— start Data —

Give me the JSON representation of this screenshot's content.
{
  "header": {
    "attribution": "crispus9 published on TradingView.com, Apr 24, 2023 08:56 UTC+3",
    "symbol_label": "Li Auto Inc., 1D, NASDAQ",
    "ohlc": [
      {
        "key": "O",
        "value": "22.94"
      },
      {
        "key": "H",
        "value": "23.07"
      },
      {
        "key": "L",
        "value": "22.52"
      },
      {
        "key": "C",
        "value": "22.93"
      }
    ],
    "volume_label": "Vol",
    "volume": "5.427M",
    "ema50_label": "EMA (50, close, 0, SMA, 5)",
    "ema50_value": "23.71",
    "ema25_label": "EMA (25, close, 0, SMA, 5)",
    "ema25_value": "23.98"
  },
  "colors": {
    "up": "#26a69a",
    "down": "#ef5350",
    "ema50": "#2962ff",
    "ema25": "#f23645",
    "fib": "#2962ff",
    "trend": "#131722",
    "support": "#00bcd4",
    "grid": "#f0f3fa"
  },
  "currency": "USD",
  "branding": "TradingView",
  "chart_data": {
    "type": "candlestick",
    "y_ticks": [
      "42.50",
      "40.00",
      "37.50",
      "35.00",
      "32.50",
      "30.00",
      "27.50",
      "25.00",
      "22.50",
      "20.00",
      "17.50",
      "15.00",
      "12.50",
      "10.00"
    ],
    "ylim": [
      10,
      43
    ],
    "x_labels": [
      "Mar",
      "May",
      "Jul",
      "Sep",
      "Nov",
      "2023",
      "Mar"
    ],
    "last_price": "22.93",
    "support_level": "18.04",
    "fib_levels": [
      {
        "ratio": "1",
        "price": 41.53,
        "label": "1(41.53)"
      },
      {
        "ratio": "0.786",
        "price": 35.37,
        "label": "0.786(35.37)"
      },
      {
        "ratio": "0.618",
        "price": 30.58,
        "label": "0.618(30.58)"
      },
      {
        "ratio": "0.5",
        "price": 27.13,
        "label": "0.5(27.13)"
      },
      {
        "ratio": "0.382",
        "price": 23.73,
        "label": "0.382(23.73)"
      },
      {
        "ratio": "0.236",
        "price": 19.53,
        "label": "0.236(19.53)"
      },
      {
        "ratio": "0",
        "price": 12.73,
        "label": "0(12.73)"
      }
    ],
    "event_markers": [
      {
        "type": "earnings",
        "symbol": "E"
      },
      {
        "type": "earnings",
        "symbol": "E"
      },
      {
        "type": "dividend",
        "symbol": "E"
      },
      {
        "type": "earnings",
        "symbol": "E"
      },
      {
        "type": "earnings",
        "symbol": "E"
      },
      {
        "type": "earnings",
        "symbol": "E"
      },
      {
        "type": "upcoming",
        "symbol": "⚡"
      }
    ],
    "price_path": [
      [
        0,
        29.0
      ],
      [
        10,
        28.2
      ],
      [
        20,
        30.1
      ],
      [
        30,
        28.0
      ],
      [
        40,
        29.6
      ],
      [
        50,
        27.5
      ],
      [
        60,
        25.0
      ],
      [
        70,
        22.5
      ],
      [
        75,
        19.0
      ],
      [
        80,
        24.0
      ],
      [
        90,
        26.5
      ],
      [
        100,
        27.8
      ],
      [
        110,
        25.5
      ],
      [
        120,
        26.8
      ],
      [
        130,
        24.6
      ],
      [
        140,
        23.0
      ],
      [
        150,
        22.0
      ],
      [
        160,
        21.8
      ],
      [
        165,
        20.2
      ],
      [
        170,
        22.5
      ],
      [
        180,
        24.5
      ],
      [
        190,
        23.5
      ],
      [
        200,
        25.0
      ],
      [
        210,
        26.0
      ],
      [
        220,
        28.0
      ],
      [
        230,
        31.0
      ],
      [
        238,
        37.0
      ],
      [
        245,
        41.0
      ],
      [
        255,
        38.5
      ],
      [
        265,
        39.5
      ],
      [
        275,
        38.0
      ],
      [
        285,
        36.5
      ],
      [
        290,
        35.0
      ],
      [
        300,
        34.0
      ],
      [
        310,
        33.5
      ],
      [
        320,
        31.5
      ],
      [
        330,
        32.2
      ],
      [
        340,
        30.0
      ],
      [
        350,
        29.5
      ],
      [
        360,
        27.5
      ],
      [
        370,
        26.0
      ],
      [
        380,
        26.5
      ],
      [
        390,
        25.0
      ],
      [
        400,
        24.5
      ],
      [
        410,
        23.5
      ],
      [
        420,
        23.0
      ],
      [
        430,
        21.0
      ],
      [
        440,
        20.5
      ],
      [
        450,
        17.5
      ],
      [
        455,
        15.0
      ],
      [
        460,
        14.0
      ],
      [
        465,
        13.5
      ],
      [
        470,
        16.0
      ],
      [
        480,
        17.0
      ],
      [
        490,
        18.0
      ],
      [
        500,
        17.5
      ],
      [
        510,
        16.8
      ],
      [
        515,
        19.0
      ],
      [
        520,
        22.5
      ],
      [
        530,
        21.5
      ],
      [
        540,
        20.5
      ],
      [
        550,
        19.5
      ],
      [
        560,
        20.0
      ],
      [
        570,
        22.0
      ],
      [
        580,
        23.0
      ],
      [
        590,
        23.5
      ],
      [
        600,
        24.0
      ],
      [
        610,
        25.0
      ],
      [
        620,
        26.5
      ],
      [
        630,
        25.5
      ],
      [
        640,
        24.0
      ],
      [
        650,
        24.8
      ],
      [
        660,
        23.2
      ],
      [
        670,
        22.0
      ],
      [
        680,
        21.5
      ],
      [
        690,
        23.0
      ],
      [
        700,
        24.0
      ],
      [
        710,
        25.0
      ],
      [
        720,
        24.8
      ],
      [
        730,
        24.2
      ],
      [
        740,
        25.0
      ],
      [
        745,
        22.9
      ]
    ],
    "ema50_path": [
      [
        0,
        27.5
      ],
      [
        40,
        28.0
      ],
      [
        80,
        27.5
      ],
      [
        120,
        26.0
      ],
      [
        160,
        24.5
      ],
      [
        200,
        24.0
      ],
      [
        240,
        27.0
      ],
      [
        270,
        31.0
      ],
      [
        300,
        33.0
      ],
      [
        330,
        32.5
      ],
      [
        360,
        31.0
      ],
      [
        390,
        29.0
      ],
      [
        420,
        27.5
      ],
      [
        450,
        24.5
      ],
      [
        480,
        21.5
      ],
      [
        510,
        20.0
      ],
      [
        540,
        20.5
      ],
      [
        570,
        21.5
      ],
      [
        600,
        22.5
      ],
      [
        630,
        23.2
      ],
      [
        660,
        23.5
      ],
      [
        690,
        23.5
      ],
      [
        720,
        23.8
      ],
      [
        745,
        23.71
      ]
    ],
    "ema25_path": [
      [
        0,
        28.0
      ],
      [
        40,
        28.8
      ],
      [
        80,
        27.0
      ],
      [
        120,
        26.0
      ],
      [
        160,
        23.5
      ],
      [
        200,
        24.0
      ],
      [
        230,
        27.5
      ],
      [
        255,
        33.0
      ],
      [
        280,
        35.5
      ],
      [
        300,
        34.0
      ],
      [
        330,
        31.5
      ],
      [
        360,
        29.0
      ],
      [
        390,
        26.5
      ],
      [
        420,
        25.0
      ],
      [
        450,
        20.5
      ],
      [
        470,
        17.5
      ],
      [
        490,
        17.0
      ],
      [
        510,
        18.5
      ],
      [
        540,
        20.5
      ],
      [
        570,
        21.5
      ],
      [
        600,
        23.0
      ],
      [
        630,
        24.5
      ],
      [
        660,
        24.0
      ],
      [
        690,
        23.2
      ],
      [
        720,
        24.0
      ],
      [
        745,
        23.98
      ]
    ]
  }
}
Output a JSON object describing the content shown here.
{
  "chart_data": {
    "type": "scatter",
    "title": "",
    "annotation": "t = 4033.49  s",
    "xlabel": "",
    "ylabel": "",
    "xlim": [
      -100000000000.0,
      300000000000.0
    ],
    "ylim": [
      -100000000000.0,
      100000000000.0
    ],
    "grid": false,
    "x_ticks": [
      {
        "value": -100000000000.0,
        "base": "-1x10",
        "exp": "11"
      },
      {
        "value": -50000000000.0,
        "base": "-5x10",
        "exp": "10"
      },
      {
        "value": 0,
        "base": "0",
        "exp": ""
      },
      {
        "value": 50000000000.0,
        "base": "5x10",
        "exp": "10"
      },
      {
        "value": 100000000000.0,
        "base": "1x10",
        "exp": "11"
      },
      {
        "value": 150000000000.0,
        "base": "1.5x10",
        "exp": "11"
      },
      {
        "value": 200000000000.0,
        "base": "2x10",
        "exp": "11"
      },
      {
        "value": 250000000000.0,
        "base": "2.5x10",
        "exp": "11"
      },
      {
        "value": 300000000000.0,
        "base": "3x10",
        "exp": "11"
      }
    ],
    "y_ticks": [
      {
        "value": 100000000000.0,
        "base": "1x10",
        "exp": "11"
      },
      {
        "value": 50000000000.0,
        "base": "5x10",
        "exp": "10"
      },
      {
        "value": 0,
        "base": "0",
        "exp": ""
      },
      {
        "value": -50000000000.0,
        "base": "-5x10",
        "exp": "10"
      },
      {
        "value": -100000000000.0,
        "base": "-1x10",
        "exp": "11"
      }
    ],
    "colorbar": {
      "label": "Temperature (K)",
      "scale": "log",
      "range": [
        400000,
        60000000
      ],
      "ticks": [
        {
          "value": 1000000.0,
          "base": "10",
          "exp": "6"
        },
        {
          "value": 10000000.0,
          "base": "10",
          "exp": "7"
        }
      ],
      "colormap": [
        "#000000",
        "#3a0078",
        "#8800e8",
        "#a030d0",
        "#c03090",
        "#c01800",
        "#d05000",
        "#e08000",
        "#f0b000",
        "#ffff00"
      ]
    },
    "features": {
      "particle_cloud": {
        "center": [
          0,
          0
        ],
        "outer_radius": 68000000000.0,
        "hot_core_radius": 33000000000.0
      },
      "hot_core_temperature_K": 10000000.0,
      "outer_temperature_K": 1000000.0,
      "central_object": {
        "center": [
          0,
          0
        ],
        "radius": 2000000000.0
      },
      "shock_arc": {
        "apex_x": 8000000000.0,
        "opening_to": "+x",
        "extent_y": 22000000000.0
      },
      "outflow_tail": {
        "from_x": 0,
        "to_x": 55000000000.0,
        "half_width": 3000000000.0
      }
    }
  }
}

— end Data —

**Exercise description:**
Copy out all lines above that include the string "ratio".

**Output below:**
        "ratio": "1",
        "ratio": "0.786",
        "ratio": "0.618",
        "ratio": "0.5",
        "ratio": "0.382",
        "ratio": "0.236",
        "ratio": "0",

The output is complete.